Selected extract:

◆ ◆ ◆ ◆

Brown v InnovatorOne Plc – good news for advisers involved in tax mitigation structures

21 September 2012. Published by Adam Craggs, Partner

A recent judgment of the High Court in Andrew Brown and ors v InnovatorOne plc and Ors [2012] EWHC 1321 (Comm) is welcome news for professional advisers who may have acted for clients involved in the design, implementation or distribution of tax efficient arrangements.

Class action

This was a class action heard by Mr Justice Hamblen over a period of four months in the Commercial Court which had been brought by more than 550 high net worth individuals, each of whom had invested substantial sums of money into one or more of the Innovator technology structures. Investors had claimed tax reliefs under the Capital Allowances Act 2001 under provisions designed to encourage investment in British start-up technologies.

Essentially, investors borrowed 80% of their investment and became partners in limited liability partnerships which would acquire and oversee the exploitation of particular technologies.

Role of the solicitors

The solicitors concerned, Collyer Bristow, acted for Innovator Plc, the company that had brought the technologies to the investment market. In the event, none of the technologies succeeded commercially and HMRC refused to allow full relief on the geared investments made by investors in the technologies.

◆ ◆ ◆ ◆

Information:
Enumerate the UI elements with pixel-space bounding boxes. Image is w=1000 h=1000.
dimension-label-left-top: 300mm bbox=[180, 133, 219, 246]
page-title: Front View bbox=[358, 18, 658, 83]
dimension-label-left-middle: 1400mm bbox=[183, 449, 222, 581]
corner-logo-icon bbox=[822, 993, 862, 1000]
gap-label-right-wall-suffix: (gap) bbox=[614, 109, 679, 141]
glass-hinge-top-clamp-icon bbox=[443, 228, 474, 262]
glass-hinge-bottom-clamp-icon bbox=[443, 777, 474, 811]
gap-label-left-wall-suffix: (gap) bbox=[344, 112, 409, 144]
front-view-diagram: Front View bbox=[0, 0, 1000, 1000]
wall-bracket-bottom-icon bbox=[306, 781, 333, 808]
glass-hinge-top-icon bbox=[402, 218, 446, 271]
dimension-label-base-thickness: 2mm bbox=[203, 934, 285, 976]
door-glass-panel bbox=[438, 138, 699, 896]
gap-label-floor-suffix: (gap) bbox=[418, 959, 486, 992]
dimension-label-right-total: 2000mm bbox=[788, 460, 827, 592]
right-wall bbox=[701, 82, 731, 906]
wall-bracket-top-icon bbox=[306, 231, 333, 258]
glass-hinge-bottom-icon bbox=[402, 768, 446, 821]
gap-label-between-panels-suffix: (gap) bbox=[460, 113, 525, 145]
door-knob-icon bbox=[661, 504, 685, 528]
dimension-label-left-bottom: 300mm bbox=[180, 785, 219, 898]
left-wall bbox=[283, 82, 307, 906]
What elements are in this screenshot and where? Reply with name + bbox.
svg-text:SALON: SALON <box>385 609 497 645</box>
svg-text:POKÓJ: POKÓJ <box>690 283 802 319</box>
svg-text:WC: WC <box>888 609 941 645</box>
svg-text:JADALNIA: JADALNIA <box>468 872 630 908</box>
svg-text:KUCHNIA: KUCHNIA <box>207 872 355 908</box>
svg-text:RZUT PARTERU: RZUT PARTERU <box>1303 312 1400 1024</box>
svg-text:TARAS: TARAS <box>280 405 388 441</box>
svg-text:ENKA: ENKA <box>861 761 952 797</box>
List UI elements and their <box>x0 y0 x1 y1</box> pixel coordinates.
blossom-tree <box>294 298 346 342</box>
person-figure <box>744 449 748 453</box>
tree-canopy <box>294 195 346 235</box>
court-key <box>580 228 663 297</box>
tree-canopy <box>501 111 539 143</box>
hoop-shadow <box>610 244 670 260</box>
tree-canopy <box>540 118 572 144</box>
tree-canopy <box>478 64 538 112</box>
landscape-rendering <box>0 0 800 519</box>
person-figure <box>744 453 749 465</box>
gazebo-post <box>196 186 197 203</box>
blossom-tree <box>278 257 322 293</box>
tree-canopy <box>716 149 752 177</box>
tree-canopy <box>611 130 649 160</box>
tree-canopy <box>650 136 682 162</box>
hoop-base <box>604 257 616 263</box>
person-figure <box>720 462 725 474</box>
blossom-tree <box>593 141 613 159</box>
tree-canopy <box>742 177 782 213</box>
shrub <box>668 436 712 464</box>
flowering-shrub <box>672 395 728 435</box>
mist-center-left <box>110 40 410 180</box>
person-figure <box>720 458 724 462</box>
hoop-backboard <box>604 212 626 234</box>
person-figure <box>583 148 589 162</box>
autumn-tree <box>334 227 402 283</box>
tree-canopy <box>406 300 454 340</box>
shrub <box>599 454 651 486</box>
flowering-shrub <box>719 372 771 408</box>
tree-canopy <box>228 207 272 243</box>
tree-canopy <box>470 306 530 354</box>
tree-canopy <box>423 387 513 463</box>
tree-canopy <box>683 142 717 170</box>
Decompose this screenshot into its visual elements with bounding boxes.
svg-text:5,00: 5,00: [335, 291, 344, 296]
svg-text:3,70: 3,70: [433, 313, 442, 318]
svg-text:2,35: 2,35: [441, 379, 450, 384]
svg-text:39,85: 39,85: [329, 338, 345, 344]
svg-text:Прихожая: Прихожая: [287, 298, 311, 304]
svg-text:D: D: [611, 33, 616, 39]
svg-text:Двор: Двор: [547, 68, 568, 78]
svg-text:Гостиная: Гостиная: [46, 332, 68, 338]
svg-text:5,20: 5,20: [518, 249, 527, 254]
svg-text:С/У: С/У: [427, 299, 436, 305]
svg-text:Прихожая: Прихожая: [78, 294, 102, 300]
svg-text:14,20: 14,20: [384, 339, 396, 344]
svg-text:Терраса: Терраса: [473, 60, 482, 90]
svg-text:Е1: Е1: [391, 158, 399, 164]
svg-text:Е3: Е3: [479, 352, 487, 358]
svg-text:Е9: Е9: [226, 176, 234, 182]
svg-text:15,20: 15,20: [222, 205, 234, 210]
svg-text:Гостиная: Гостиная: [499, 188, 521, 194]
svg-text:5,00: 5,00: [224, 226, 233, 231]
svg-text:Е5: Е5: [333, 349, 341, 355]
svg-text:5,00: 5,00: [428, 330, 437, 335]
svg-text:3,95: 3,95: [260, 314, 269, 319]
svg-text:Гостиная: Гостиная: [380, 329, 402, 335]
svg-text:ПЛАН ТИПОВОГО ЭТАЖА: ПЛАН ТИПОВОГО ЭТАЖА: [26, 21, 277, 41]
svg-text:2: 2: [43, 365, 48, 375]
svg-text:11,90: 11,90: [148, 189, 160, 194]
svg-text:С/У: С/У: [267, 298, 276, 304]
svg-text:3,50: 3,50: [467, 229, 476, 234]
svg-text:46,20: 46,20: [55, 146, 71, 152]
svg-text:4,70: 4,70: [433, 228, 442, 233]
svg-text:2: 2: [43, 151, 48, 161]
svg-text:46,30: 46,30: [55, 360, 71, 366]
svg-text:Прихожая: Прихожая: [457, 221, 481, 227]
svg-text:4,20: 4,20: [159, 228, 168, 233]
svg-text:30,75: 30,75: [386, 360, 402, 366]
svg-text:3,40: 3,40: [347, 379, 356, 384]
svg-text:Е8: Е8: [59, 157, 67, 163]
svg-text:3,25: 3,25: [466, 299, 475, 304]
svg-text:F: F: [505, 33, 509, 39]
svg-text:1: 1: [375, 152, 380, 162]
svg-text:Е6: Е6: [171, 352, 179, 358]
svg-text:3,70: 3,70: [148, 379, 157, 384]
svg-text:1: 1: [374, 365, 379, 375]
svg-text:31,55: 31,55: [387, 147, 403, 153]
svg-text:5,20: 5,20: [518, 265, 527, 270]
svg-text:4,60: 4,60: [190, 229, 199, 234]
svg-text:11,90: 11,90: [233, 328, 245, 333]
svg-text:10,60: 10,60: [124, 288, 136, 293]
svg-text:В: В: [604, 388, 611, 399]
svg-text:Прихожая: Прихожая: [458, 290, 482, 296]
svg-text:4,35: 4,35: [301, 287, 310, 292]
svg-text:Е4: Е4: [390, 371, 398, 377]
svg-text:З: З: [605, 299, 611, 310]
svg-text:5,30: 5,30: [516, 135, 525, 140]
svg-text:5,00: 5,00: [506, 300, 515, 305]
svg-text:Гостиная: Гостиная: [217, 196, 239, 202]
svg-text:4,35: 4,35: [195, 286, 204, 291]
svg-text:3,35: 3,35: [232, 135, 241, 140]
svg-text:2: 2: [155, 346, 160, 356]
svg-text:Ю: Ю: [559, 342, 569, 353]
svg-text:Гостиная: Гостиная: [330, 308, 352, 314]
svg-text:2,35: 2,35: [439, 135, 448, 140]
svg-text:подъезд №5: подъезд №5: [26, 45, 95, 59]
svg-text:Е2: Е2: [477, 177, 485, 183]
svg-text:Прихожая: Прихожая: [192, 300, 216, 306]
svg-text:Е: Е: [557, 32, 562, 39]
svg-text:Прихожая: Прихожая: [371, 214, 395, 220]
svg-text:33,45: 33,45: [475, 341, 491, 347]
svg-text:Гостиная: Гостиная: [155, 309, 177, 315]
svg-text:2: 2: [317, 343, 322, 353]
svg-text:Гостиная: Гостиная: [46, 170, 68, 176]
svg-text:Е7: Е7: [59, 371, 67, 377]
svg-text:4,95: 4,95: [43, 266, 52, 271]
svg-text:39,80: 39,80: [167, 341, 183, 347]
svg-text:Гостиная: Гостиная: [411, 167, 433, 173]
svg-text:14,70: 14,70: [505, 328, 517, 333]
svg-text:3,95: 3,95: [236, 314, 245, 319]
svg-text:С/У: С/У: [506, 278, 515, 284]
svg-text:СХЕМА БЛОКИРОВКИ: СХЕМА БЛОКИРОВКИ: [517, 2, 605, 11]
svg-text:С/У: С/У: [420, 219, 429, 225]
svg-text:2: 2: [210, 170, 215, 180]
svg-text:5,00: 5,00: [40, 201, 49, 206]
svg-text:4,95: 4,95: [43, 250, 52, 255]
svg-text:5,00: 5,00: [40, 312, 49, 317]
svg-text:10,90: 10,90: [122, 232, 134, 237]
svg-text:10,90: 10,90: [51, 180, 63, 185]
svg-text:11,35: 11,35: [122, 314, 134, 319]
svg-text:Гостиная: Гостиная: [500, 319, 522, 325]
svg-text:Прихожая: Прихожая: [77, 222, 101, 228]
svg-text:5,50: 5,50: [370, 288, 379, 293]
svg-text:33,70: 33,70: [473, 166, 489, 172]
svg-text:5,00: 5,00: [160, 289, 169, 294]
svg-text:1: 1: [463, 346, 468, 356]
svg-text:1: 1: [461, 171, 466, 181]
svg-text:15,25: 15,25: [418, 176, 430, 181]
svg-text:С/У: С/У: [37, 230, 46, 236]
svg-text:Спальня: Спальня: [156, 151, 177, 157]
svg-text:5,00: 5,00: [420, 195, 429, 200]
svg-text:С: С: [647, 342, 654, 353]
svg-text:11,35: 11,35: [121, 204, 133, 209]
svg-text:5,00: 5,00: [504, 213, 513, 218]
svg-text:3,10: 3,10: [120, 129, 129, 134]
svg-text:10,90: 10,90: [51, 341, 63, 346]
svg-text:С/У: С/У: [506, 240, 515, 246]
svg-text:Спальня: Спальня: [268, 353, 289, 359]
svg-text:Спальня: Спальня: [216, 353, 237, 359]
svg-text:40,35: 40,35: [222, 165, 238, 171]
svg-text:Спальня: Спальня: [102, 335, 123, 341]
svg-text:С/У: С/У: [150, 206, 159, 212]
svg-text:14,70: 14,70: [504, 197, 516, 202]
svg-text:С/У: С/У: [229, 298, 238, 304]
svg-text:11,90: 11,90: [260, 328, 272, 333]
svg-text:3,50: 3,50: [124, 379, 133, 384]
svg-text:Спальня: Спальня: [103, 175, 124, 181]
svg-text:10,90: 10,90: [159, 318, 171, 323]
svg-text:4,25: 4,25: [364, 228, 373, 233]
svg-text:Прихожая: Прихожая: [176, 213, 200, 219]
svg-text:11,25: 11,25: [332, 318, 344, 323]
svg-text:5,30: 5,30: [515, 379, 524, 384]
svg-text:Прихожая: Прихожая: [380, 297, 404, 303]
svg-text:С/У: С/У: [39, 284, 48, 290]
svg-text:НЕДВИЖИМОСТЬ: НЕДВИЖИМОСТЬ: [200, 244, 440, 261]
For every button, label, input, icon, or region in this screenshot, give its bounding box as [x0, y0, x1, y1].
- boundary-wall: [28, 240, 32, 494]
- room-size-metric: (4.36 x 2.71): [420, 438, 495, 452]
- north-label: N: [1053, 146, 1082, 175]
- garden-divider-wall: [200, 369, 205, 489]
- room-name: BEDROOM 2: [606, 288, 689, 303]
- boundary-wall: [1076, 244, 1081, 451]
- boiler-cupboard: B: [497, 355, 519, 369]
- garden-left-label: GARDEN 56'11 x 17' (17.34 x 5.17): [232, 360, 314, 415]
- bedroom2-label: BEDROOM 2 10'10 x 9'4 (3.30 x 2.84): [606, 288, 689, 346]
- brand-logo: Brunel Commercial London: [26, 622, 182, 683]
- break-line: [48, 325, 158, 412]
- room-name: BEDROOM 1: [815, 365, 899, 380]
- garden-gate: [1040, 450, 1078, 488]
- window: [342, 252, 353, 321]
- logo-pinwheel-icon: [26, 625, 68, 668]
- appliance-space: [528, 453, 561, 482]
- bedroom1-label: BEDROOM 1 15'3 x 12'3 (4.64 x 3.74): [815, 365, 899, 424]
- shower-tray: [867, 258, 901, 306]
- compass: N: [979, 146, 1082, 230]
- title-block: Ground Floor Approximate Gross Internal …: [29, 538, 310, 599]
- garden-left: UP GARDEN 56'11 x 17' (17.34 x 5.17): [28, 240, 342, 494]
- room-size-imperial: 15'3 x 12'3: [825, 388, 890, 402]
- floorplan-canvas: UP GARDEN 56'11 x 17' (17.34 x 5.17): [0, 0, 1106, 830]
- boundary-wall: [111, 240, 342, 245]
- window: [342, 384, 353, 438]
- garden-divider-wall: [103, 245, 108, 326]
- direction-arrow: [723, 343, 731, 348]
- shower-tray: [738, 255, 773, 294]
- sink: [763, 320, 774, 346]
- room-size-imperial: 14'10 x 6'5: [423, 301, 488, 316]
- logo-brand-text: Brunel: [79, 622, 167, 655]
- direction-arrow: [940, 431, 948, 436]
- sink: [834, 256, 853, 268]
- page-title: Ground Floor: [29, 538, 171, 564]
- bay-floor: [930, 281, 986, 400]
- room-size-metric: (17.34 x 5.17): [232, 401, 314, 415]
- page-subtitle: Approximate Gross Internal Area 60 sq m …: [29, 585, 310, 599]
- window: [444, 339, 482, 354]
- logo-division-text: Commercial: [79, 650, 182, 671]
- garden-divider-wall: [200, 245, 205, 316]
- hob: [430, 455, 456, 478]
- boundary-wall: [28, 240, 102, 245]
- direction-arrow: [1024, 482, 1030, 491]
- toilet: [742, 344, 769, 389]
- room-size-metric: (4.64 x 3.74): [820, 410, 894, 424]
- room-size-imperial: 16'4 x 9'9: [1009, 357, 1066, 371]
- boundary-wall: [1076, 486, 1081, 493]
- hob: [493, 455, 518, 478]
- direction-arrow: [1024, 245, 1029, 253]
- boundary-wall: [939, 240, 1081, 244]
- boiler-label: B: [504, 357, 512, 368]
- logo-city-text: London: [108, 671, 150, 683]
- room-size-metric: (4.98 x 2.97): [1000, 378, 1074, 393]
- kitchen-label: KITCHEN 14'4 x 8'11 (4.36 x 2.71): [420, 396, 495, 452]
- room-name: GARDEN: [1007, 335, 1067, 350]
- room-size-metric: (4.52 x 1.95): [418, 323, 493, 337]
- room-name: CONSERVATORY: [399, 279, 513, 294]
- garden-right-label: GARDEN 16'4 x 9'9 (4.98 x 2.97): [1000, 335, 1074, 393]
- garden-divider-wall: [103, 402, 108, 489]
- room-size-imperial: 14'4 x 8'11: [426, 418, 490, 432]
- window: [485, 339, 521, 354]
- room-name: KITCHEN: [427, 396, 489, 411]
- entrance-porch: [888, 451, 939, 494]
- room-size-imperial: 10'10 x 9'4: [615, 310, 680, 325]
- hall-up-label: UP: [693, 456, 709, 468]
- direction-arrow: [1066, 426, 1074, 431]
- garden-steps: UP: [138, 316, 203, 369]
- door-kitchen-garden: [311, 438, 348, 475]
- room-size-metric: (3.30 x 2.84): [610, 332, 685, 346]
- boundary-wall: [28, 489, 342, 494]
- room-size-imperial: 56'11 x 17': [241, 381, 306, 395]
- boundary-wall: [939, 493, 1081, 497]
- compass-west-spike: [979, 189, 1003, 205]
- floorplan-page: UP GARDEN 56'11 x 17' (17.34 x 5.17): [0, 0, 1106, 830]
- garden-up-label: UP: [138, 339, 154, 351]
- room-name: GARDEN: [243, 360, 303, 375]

◆ ◆ ◆ ◆

Work order: In the article on Brown v InnovatorOne, what were the Capital Allowances Act 2001 provisions under which investors claimed tax reliefs meant to achieve? Answer in one to three sentences. Please rely only on the text above when answering.

Reply: The provisions were designed to encourage investment in British start-up technologies.